» **Exercise brief**
Could every line of the data be printed exactly as it reads?

» **Rows from a dataset**
◇ ◇ ◇ ◇

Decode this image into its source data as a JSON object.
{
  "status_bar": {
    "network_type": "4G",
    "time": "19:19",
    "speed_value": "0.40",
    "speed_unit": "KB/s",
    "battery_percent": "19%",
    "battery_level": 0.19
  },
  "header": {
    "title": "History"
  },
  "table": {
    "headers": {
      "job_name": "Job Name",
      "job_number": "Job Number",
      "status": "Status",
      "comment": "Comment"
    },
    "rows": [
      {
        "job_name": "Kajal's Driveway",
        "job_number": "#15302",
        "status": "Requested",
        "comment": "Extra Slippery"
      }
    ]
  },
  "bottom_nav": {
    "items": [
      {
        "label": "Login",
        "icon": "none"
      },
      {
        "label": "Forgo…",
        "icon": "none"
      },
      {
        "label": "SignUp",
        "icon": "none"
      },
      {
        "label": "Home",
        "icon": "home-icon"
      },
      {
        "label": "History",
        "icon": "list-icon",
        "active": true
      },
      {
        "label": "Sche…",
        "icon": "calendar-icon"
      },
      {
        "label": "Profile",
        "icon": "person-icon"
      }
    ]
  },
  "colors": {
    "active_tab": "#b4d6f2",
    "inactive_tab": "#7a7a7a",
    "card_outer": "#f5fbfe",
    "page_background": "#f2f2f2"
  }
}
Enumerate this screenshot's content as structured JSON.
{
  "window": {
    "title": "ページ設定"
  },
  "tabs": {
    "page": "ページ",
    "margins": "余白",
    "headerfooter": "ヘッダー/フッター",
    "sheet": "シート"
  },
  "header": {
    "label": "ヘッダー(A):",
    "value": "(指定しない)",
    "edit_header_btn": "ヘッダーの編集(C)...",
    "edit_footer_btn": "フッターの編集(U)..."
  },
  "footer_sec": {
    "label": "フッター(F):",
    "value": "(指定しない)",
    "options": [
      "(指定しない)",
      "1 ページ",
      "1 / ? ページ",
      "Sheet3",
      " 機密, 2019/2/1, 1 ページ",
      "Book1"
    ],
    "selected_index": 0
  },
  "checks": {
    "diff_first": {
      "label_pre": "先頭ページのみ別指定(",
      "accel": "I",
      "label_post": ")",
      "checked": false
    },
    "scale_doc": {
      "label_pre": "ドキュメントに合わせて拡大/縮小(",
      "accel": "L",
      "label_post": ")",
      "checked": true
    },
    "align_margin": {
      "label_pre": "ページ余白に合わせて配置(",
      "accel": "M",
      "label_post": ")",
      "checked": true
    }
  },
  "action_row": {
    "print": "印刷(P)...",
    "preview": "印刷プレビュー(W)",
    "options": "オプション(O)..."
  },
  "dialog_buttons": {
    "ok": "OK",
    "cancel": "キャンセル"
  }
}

◇ ◇ ◇ ◇

» **Finished answer**
Decode this image into its source data as a JSON object.
{
  "status_bar": {
    "network_type": "4G",
    "time": "19:19",
    "speed_value": "0.40",
    "speed_unit": "KB/s",
    "battery_percent": "19%",
    "battery_level": 0.19
  },
  "header": {
    "title": "History"
  },
  "table": {
    "headers": {
      "job_name": "Job Name",
      "job_number": "Job Number",
      "status": "Status",
      "comment": "Comment"
    },
    "rows": [
      {
        "job_name": "Kajal's Driveway",
        "job_number": "#15302",
        "status": "Requested",
        "comment": "Extra Slippery"
      }
    ]
  },
  "bottom_nav": {
    "items": [
      {
        "label": "Login",
        "icon": "none"
      },
      {
        "label": "Forgo…",
        "icon": "none"
      },
      {
        "label": "SignUp",
        "icon": "none"
      },
      {
        "label": "Home",
        "icon": "home-icon"
      },
      {
        "label": "History",
        "icon": "list-icon",
        "active": true
      },
      {
        "label": "Sche…",
        "icon": "calendar-icon"
      },
      {
        "label": "Profile",
        "icon": "person-icon"
      }
    ]
  },
  "colors": {
    "active_tab": "#b4d6f2",
    "inactive_tab": "#7a7a7a",
    "card_outer": "#f5fbfe",
    "page_background": "#f2f2f2"
  }
}
Enumerate this screenshot's content as structured JSON.
{
  "window": {
    "title": "ページ設定"
  },
  "tabs": {
    "page": "ページ",
    "margins": "余白",
    "headerfooter": "ヘッダー/フッター",
    "sheet": "シート"
  },
  "header": {
    "label": "ヘッダー(A):",
    "value": "(指定しない)",
    "edit_header_btn": "ヘッダーの編集(C)...",
    "edit_footer_btn": "フッターの編集(U)..."
  },
  "footer_sec": {
    "label": "フッター(F):",
    "value": "(指定しない)",
    "options": [
      "(指定しない)",
      "1 ページ",
      "1 / ? ページ",
      "Sheet3",
      " 機密, 2019/2/1, 1 ページ",
      "Book1"
    ],
    "selected_index": 0
  },
  "checks": {
    "diff_first": {
      "label_pre": "先頭ページのみ別指定(",
      "accel": "I",
      "label_post": ")",
      "checked": false
    },
    "scale_doc": {
      "label_pre": "ドキュメントに合わせて拡大/縮小(",
      "accel": "L",
      "label_post": ")",
      "checked": true
    },
    "align_margin": {
      "label_pre": "ページ余白に合わせて配置(",
      "accel": "M",
      "label_post": ")",
      "checked": true
    }
  },
  "action_row": {
    "print": "印刷(P)...",
    "preview": "印刷プレビュー(W)",
    "options": "オプション(O)..."
  },
  "dialog_buttons": {
    "ok": "OK",
    "cancel": "キャンセル"
  }
}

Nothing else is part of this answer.